▸ **Problem details**:
Transcribe all the records with complete accuracy.

Saved entries
______
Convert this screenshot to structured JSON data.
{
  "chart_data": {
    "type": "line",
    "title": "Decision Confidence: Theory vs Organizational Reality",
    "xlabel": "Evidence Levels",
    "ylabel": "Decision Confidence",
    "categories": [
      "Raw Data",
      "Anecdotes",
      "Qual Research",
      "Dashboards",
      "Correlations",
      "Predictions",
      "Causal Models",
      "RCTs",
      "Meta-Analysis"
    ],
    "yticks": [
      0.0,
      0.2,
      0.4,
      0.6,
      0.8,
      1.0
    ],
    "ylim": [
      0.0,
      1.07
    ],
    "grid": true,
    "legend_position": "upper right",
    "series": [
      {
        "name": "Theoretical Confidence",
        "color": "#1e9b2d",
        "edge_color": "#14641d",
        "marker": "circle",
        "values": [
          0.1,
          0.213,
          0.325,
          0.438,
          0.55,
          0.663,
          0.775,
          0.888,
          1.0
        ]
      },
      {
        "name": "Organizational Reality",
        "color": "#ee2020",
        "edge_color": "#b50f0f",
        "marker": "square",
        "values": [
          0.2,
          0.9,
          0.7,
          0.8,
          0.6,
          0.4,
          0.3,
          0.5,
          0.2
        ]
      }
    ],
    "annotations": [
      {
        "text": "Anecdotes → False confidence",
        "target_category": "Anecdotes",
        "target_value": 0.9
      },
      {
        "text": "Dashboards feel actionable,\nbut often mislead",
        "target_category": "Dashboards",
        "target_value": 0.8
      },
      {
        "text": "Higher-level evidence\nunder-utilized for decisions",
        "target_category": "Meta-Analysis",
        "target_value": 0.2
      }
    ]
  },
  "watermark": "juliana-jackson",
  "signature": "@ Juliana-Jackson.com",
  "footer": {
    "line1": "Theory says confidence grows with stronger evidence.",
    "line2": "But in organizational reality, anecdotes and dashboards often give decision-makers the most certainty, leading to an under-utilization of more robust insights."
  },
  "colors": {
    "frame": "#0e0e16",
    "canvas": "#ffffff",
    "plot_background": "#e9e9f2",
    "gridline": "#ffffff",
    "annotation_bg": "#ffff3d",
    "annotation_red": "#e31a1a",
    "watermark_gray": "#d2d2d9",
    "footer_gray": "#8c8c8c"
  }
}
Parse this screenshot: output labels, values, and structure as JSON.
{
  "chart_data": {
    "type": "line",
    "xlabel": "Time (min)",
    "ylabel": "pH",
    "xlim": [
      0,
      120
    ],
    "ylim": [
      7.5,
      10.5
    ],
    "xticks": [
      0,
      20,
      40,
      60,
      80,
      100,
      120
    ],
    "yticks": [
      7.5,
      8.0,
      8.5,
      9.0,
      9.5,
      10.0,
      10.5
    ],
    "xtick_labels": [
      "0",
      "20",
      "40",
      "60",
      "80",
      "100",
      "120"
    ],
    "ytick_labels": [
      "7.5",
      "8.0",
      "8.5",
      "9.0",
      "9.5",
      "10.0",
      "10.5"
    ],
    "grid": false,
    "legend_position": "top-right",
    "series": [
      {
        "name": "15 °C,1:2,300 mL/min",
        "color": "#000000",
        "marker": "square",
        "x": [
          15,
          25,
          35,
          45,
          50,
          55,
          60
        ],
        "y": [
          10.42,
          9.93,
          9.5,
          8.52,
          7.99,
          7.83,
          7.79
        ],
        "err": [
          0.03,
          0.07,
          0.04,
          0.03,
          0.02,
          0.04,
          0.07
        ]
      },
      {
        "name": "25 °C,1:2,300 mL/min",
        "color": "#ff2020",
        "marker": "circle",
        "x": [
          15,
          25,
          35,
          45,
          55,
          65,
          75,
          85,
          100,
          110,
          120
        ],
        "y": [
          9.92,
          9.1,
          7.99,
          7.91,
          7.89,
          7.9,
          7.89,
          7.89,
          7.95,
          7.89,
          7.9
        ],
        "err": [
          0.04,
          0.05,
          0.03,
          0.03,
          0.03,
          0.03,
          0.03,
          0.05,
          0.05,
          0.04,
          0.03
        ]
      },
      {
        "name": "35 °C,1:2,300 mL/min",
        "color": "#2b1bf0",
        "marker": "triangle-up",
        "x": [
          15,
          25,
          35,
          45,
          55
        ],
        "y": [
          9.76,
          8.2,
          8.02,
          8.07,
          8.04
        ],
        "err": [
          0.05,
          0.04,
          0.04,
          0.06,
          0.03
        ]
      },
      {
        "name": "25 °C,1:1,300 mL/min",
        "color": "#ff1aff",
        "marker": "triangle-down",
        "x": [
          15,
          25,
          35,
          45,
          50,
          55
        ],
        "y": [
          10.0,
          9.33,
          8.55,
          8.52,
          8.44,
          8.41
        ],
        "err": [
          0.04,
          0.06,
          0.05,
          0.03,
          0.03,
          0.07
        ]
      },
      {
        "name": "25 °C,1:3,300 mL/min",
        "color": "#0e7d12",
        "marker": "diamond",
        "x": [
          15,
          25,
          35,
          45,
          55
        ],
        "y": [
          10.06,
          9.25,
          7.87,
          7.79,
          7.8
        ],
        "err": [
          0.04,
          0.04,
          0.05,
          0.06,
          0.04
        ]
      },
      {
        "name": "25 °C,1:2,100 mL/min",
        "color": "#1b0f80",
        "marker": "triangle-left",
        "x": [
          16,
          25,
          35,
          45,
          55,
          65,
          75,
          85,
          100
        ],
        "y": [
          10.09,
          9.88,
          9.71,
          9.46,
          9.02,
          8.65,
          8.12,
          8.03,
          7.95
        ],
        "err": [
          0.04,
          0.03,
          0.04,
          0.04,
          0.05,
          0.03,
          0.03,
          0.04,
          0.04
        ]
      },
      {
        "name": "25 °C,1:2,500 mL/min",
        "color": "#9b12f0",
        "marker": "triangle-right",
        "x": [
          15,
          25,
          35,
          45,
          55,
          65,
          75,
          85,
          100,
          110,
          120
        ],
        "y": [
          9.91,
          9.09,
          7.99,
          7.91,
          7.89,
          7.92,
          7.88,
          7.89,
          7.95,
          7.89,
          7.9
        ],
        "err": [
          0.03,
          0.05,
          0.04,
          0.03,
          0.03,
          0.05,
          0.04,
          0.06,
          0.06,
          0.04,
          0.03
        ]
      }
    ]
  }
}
______
▸ **Response**:
Convert this screenshot to structured JSON data.
{
  "chart_data": {
    "type": "line",
    "title": "Decision Confidence: Theory vs Organizational Reality",
    "xlabel": "Evidence Levels",
    "ylabel": "Decision Confidence",
    "categories": [
      "Raw Data",
      "Anecdotes",
      "Qual Research",
      "Dashboards",
      "Correlations",
      "Predictions",
      "Causal Models",
      "RCTs",
      "Meta-Analysis"
    ],
    "yticks": [
      0.0,
      0.2,
      0.4,
      0.6,
      0.8,
      1.0
    ],
    "ylim": [
      0.0,
      1.07
    ],
    "grid": true,
    "legend_position": "upper right",
    "series": [
      {
        "name": "Theoretical Confidence",
        "color": "#1e9b2d",
        "edge_color": "#14641d",
        "marker": "circle",
        "values": [
          0.1,
          0.213,
          0.325,
          0.438,
          0.55,
          0.663,
          0.775,
          0.888,
          1.0
        ]
      },
      {
        "name": "Organizational Reality",
        "color": "#ee2020",
        "edge_color": "#b50f0f",
        "marker": "square",
        "values": [
          0.2,
          0.9,
          0.7,
          0.8,
          0.6,
          0.4,
          0.3,
          0.5,
          0.2
        ]
      }
    ],
    "annotations": [
      {
        "text": "Anecdotes → False confidence",
        "target_category": "Anecdotes",
        "target_value": 0.9
      },
      {
        "text": "Dashboards feel actionable,\nbut often mislead",
        "target_category": "Dashboards",
        "target_value": 0.8
      },
      {
        "text": "Higher-level evidence\nunder-utilized for decisions",
        "target_category": "Meta-Analysis",
        "target_value": 0.2
      }
    ]
  },
  "watermark": "juliana-jackson",
  "signature": "@ Juliana-Jackson.com",
  "footer": {
    "line1": "Theory says confidence grows with stronger evidence.",
    "line2": "But in organizational reality, anecdotes and dashboards often give decision-makers the most certainty, leading to an under-utilization of more robust insights."
  },
  "colors": {
    "frame": "#0e0e16",
    "canvas": "#ffffff",
    "plot_background": "#e9e9f2",
    "gridline": "#ffffff",
    "annotation_bg": "#ffff3d",
    "annotation_red": "#e31a1a",
    "watermark_gray": "#d2d2d9",
    "footer_gray": "#8c8c8c"
  }
}
Parse this screenshot: output labels, values, and structure as JSON.
{
  "chart_data": {
    "type": "line",
    "xlabel": "Time (min)",
    "ylabel": "pH",
    "xlim": [
      0,
      120
    ],
    "ylim": [
      7.5,
      10.5
    ],
    "xticks": [
      0,
      20,
      40,
      60,
      80,
      100,
      120
    ],
    "yticks": [
      7.5,
      8.0,
      8.5,
      9.0,
      9.5,
      10.0,
      10.5
    ],
    "xtick_labels": [
      "0",
      "20",
      "40",
      "60",
      "80",
      "100",
      "120"
    ],
    "ytick_labels": [
      "7.5",
      "8.0",
      "8.5",
      "9.0",
      "9.5",
      "10.0",
      "10.5"
    ],
    "grid": false,
    "legend_position": "top-right",
    "series": [
      {
        "name": "15 °C,1:2,300 mL/min",
        "color": "#000000",
        "marker": "square",
        "x": [
          15,
          25,
          35,
          45,
          50,
          55,
          60
        ],
        "y": [
          10.42,
          9.93,
          9.5,
          8.52,
          7.99,
          7.83,
          7.79
        ],
        "err": [
          0.03,
          0.07,
          0.04,
          0.03,
          0.02,
          0.04,
          0.07
        ]
      },
      {
        "name": "25 °C,1:2,300 mL/min",
        "color": "#ff2020",
        "marker": "circle",
        "x": [
          15,
          25,
          35,
          45,
          55,
          65,
          75,
          85,
          100,
          110,
          120
        ],
        "y": [
          9.92,
          9.1,
          7.99,
          7.91,
          7.89,
          7.9,
          7.89,
          7.89,
          7.95,
          7.89,
          7.9
        ],
        "err": [
          0.04,
          0.05,
          0.03,
          0.03,
          0.03,
          0.03,
          0.03,
          0.05,
          0.05,
          0.04,
          0.03
        ]
      },
      {
        "name": "35 °C,1:2,300 mL/min",
        "color": "#2b1bf0",
        "marker": "triangle-up",
        "x": [
          15,
          25,
          35,
          45,
          55
        ],
        "y": [
          9.76,
          8.2,
          8.02,
          8.07,
          8.04
        ],
        "err": [
          0.05,
          0.04,
          0.04,
          0.06,
          0.03
        ]
      },
      {
        "name": "25 °C,1:1,300 mL/min",
        "color": "#ff1aff",
        "marker": "triangle-down",
        "x": [
          15,
          25,
          35,
          45,
          50,
          55
        ],
        "y": [
          10.0,
          9.33,
          8.55,
          8.52,
          8.44,
          8.41
        ],
        "err": [
          0.04,
          0.06,
          0.05,
          0.03,
          0.03,
          0.07
        ]
      },
      {
        "name": "25 °C,1:3,300 mL/min",
        "color": "#0e7d12",
        "marker": "diamond",
        "x": [
          15,
          25,
          35,
          45,
          55
        ],
        "y": [
          10.06,
          9.25,
          7.87,
          7.79,
          7.8
        ],
        "err": [
          0.04,
          0.04,
          0.05,
          0.06,
          0.04
        ]
      },
      {
        "name": "25 °C,1:2,100 mL/min",
        "color": "#1b0f80",
        "marker": "triangle-left",
        "x": [
          16,
          25,
          35,
          45,
          55,
          65,
          75,
          85,
          100
        ],
        "y": [
          10.09,
          9.88,
          9.71,
          9.46,
          9.02,
          8.65,
          8.12,
          8.03,
          7.95
        ],
        "err": [
          0.04,
          0.03,
          0.04,
          0.04,
          0.05,
          0.03,
          0.03,
          0.04,
          0.04
        ]
      },
      {
        "name": "25 °C,1:2,500 mL/min",
        "color": "#9b12f0",
        "marker": "triangle-right",
        "x": [
          15,
          25,
          35,
          45,
          55,
          65,
          75,
          85,
          100,
          110,
          120
        ],
        "y": [
          9.91,
          9.09,
          7.99,
          7.91,
          7.89,
          7.92,
          7.88,
          7.89,
          7.95,
          7.89,
          7.9
        ],
        "err": [
          0.03,
          0.05,
          0.04,
          0.03,
          0.03,
          0.05,
          0.04,
          0.06,
          0.06,
          0.04,
          0.03
        ]
      }
    ]
  }
}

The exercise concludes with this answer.